### STATED TASK
Every line of the listing must be reproduced as it stands. Leave the images behind.
*****
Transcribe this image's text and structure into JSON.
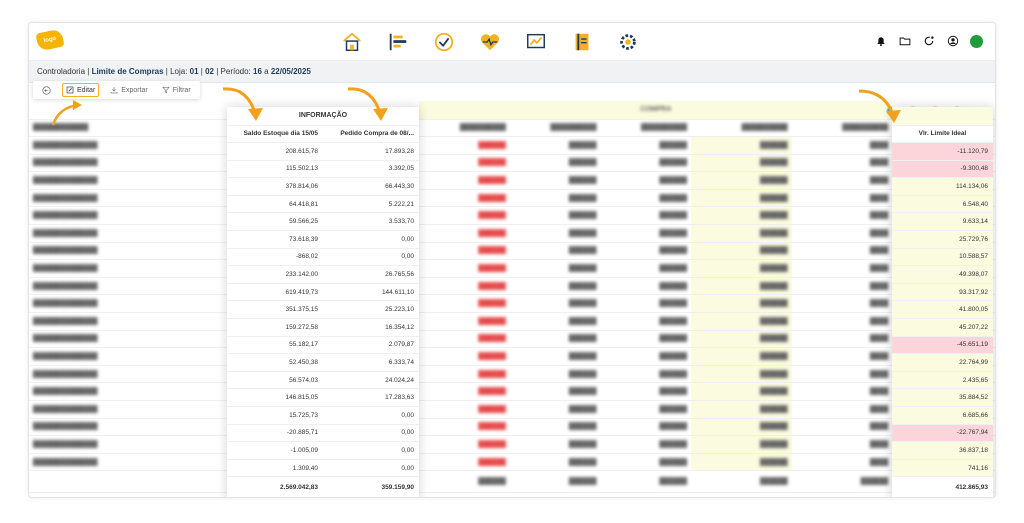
{
  "breadcrumb": {
    "module": "Controladoria",
    "sep1": " | ",
    "screen": "Limite de Compras",
    "loja_label": " | Loja: ",
    "loja1": "01",
    "loja_sep": " | ",
    "loja2": "02",
    "periodo_label": " | Período: ",
    "periodo_start": "16",
    "periodo_mid": " a ",
    "periodo_end": "22/05/2025"
  },
  "toolbar": {
    "edit_label": "Editar",
    "export_label": "Exportar",
    "filter_label": "Filtrar"
  },
  "info_group": {
    "title": "INFORMAÇÃO",
    "col1": "Saldo Estoque dia 15/05",
    "col2": "Pedido Compra de 08/..."
  },
  "compra_group": {
    "title": "COMPRA"
  },
  "ideal_col": {
    "title": "Vlr. Limite Ideal"
  },
  "rows": [
    {
      "saldo": "208.615,78",
      "pedido": "17.893,28",
      "ideal": "-11.120,79",
      "neg": true
    },
    {
      "saldo": "115.502,13",
      "pedido": "3.392,05",
      "ideal": "-9.300,48",
      "neg": true
    },
    {
      "saldo": "378.814,06",
      "pedido": "66.443,30",
      "ideal": "114.134,06",
      "neg": false
    },
    {
      "saldo": "64.418,81",
      "pedido": "5.222,21",
      "ideal": "6.548,40",
      "neg": false
    },
    {
      "saldo": "59.566,25",
      "pedido": "3.533,70",
      "ideal": "9.633,14",
      "neg": false
    },
    {
      "saldo": "73.618,39",
      "pedido": "0,00",
      "ideal": "25.729,76",
      "neg": false
    },
    {
      "saldo": "-868,02",
      "pedido": "0,00",
      "ideal": "10.588,57",
      "neg": false
    },
    {
      "saldo": "233.142,00",
      "pedido": "26.765,56",
      "ideal": "49.398,07",
      "neg": false
    },
    {
      "saldo": "619.419,73",
      "pedido": "144.611,10",
      "ideal": "93.317,92",
      "neg": false
    },
    {
      "saldo": "351.375,15",
      "pedido": "25.223,10",
      "ideal": "41.800,05",
      "neg": false
    },
    {
      "saldo": "159.272,58",
      "pedido": "16.354,12",
      "ideal": "45.207,22",
      "neg": false
    },
    {
      "saldo": "55.182,17",
      "pedido": "2.079,87",
      "ideal": "-45.651,19",
      "neg": true
    },
    {
      "saldo": "52.450,38",
      "pedido": "6.333,74",
      "ideal": "22.764,99",
      "neg": false
    },
    {
      "saldo": "56.574,03",
      "pedido": "24.024,24",
      "ideal": "2.435,65",
      "neg": false
    },
    {
      "saldo": "146.815,05",
      "pedido": "17.283,63",
      "ideal": "35.884,52",
      "neg": false
    },
    {
      "saldo": "15.725,73",
      "pedido": "0,00",
      "ideal": "6.685,66",
      "neg": false
    },
    {
      "saldo": "-20.885,71",
      "pedido": "0,00",
      "ideal": "-22.767,94",
      "neg": true
    },
    {
      "saldo": "-1.005,09",
      "pedido": "0,00",
      "ideal": "36.837,18",
      "neg": false
    },
    {
      "saldo": "1.309,40",
      "pedido": "0,00",
      "ideal": "741,16",
      "neg": false
    }
  ],
  "totals": {
    "saldo": "2.569.042,83",
    "pedido": "359.159,90",
    "ideal": "412.865,93"
  }
}
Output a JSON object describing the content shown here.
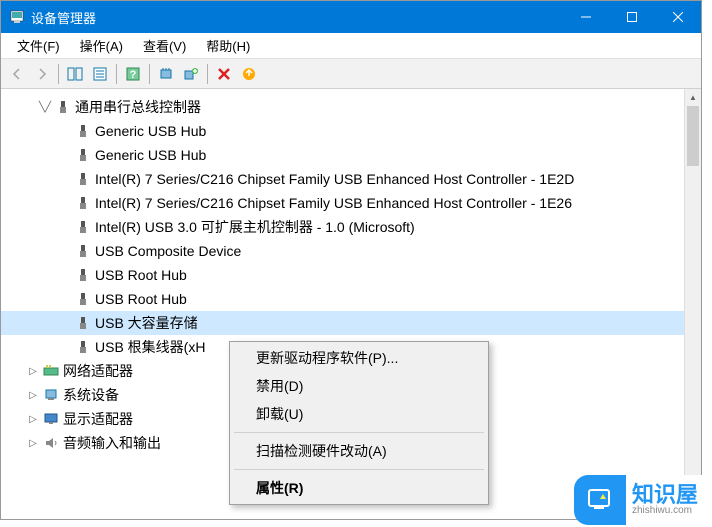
{
  "title": "设备管理器",
  "menus": {
    "file": "文件(F)",
    "action": "操作(A)",
    "view": "查看(V)",
    "help": "帮助(H)"
  },
  "tree": {
    "category_expanded": "通用串行总线控制器",
    "usb_items": [
      "Generic USB Hub",
      "Generic USB Hub",
      "Intel(R) 7 Series/C216 Chipset Family USB Enhanced Host Controller - 1E2D",
      "Intel(R) 7 Series/C216 Chipset Family USB Enhanced Host Controller - 1E26",
      "Intel(R) USB 3.0 可扩展主机控制器 - 1.0 (Microsoft)",
      "USB Composite Device",
      "USB Root Hub",
      "USB Root Hub",
      "USB 大容量存储",
      "USB 根集线器(xH"
    ],
    "selected_index": 8,
    "categories_collapsed": [
      "网络适配器",
      "系统设备",
      "显示适配器",
      "音频输入和输出"
    ]
  },
  "context_menu": {
    "update": "更新驱动程序软件(P)...",
    "disable": "禁用(D)",
    "uninstall": "卸载(U)",
    "scan": "扫描检测硬件改动(A)",
    "properties": "属性(R)"
  },
  "watermark": {
    "brand": "知识屋",
    "url": "zhishiwu.com"
  }
}
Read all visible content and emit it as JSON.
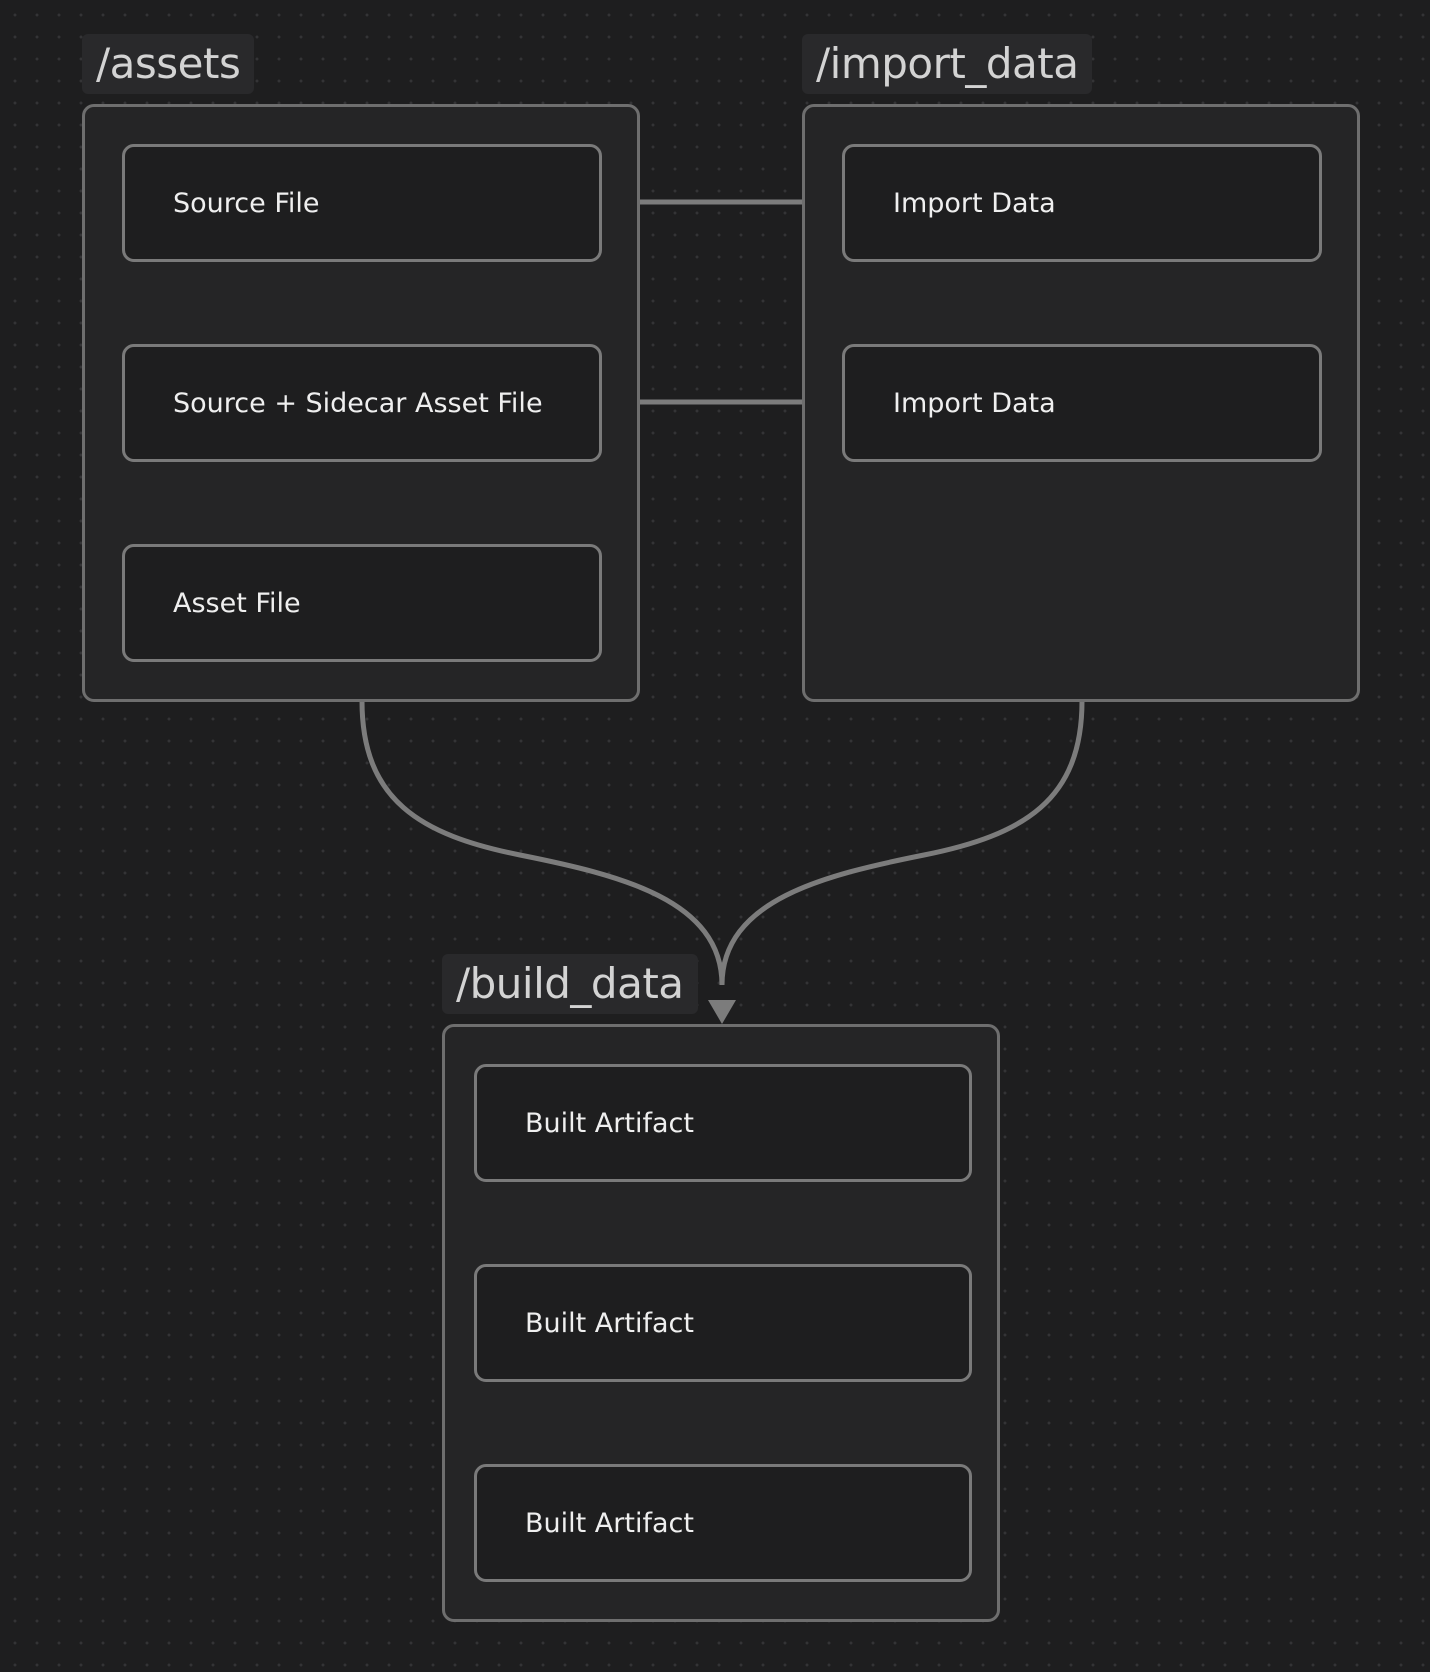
{
  "groups": {
    "assets": {
      "label": "/assets",
      "nodes": [
        "Source File",
        "Source + Sidecar Asset File",
        "Asset File"
      ]
    },
    "import_data": {
      "label": "/import_data",
      "nodes": [
        "Import Data",
        "Import Data"
      ]
    },
    "build_data": {
      "label": "/build_data",
      "nodes": [
        "Built Artifact",
        "Built Artifact",
        "Built Artifact"
      ]
    }
  },
  "edges": [
    {
      "from": "Source File",
      "to": "Import Data"
    },
    {
      "from": "Source + Sidecar Asset File",
      "to": "Import Data"
    },
    {
      "from": "/assets",
      "to": "/build_data"
    },
    {
      "from": "/import_data",
      "to": "/build_data"
    }
  ],
  "colors": {
    "background": "#1e1e1f",
    "group_fill": "#252526",
    "border": "#7a7a7a",
    "connector": "#7c7c7c",
    "text": "#efefef",
    "label_text": "#d3d3d3"
  }
}
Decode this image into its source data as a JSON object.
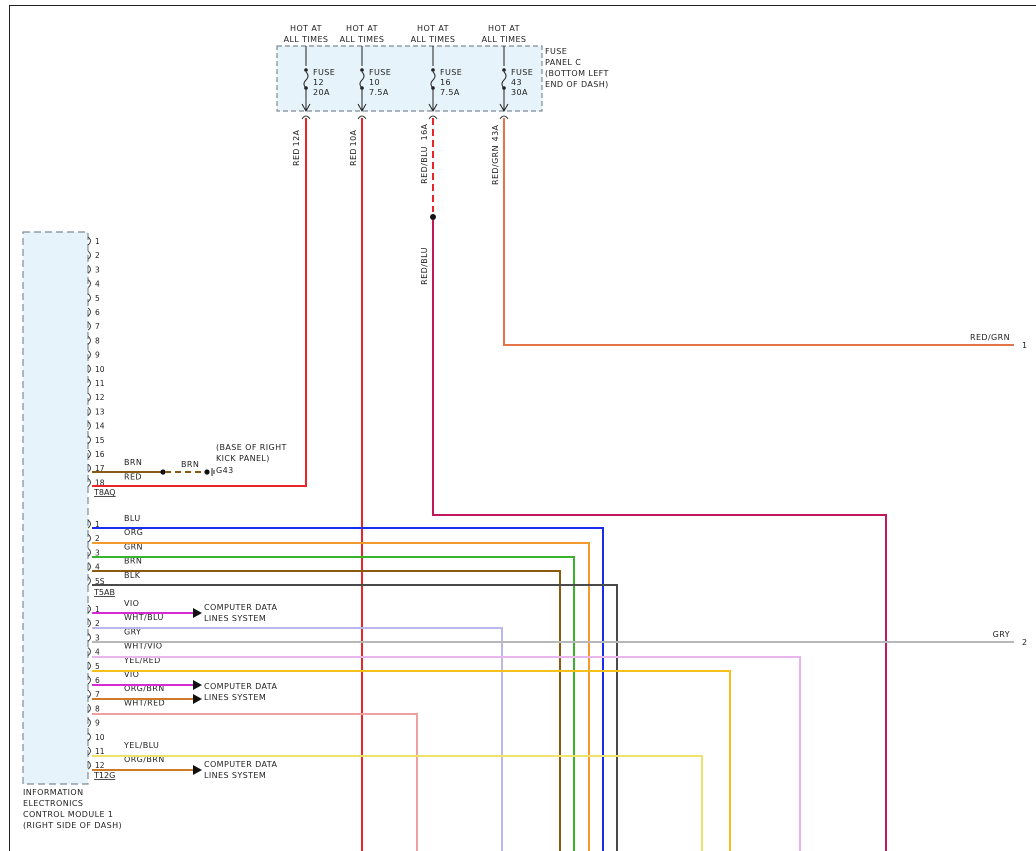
*****
### EXPECTED ANSWER
Transcribe this image's text and structure into JSON.
{
  "breadcrumb": {
    "module": "Controladoria",
    "sep1": " | ",
    "screen": "Limite de Compras",
    "loja_label": " | Loja: ",
    "loja1": "01",
    "loja_sep": " | ",
    "loja2": "02",
    "periodo_label": " | Período: ",
    "periodo_start": "16",
    "periodo_mid": " a ",
    "periodo_end": "22/05/2025"
  },
  "toolbar": {
    "edit_label": "Editar",
    "export_label": "Exportar",
    "filter_label": "Filtrar"
  },
  "info_group": {
    "title": "INFORMAÇÃO",
    "col1": "Saldo Estoque dia 15/05",
    "col2": "Pedido Compra de 08/..."
  },
  "compra_group": {
    "title": "COMPRA"
  },
  "ideal_col": {
    "title": "Vlr. Limite Ideal"
  },
  "rows": [
    {
      "saldo": "208.615,78",
      "pedido": "17.893,28",
      "ideal": "-11.120,79",
      "neg": true
    },
    {
      "saldo": "115.502,13",
      "pedido": "3.392,05",
      "ideal": "-9.300,48",
      "neg": true
    },
    {
      "saldo": "378.814,06",
      "pedido": "66.443,30",
      "ideal": "114.134,06",
      "neg": false
    },
    {
      "saldo": "64.418,81",
      "pedido": "5.222,21",
      "ideal": "6.548,40",
      "neg": false
    },
    {
      "saldo": "59.566,25",
      "pedido": "3.533,70",
      "ideal": "9.633,14",
      "neg": false
    },
    {
      "saldo": "73.618,39",
      "pedido": "0,00",
      "ideal": "25.729,76",
      "neg": false
    },
    {
      "saldo": "-868,02",
      "pedido": "0,00",
      "ideal": "10.588,57",
      "neg": false
    },
    {
      "saldo": "233.142,00",
      "pedido": "26.765,56",
      "ideal": "49.398,07",
      "neg": false
    },
    {
      "saldo": "619.419,73",
      "pedido": "144.611,10",
      "ideal": "93.317,92",
      "neg": false
    },
    {
      "saldo": "351.375,15",
      "pedido": "25.223,10",
      "ideal": "41.800,05",
      "neg": false
    },
    {
      "saldo": "159.272,58",
      "pedido": "16.354,12",
      "ideal": "45.207,22",
      "neg": false
    },
    {
      "saldo": "55.182,17",
      "pedido": "2.079,87",
      "ideal": "-45.651,19",
      "neg": true
    },
    {
      "saldo": "52.450,38",
      "pedido": "6.333,74",
      "ideal": "22.764,99",
      "neg": false
    },
    {
      "saldo": "56.574,03",
      "pedido": "24.024,24",
      "ideal": "2.435,65",
      "neg": false
    },
    {
      "saldo": "146.815,05",
      "pedido": "17.283,63",
      "ideal": "35.884,52",
      "neg": false
    },
    {
      "saldo": "15.725,73",
      "pedido": "0,00",
      "ideal": "6.685,66",
      "neg": false
    },
    {
      "saldo": "-20.885,71",
      "pedido": "0,00",
      "ideal": "-22.767,94",
      "neg": true
    },
    {
      "saldo": "-1.005,09",
      "pedido": "0,00",
      "ideal": "36.837,18",
      "neg": false
    },
    {
      "saldo": "1.309,40",
      "pedido": "0,00",
      "ideal": "741,16",
      "neg": false
    }
  ],
  "totals": {
    "saldo": "2.569.042,83",
    "pedido": "359.159,90",
    "ideal": "412.865,93"
  }
}
Output a JSON object describing the content shown here.
{
  "title": "设备管理器",
  "menus": {
    "file": "文件(F)",
    "action": "操作(A)",
    "view": "查看(V)",
    "help": "帮助(H)"
  },
  "tree": {
    "category_expanded": "通用串行总线控制器",
    "usb_items": [
      "Generic USB Hub",
      "Generic USB Hub",
      "Intel(R) 7 Series/C216 Chipset Family USB Enhanced Host Controller - 1E2D",
      "Intel(R) 7 Series/C216 Chipset Family USB Enhanced Host Controller - 1E26",
      "Intel(R) USB 3.0 可扩展主机控制器 - 1.0 (Microsoft)",
      "USB Composite Device",
      "USB Root Hub",
      "USB Root Hub",
      "USB 大容量存储",
      "USB 根集线器(xH"
    ],
    "selected_index": 8,
    "categories_collapsed": [
      "网络适配器",
      "系统设备",
      "显示适配器",
      "音频输入和输出"
    ]
  },
  "context_menu": {
    "update": "更新驱动程序软件(P)...",
    "disable": "禁用(D)",
    "uninstall": "卸载(U)",
    "scan": "扫描检测硬件改动(A)",
    "properties": "属性(R)"
  },
  "watermark": {
    "brand": "知识屋",
    "url": "zhishiwu.com"
  }
}
Read all visible content and emit it as JSON.
{
  "groups": {
    "assets": {
      "label": "/assets",
      "nodes": [
        "Source File",
        "Source + Sidecar Asset File",
        "Asset File"
      ]
    },
    "import_data": {
      "label": "/import_data",
      "nodes": [
        "Import Data",
        "Import Data"
      ]
    },
    "build_data": {
      "label": "/build_data",
      "nodes": [
        "Built Artifact",
        "Built Artifact",
        "Built Artifact"
      ]
    }
  },
  "edges": [
    {
      "from": "Source File",
      "to": "Import Data"
    },
    {
      "from": "Source + Sidecar Asset File",
      "to": "Import Data"
    },
    {
      "from": "/assets",
      "to": "/build_data"
    },
    {
      "from": "/import_data",
      "to": "/build_data"
    }
  ],
  "colors": {
    "background": "#1e1e1f",
    "group_fill": "#252526",
    "border": "#7a7a7a",
    "connector": "#7c7c7c",
    "text": "#efefef",
    "label_text": "#d3d3d3"
  }
}
Decode this image into its source data as a JSON object.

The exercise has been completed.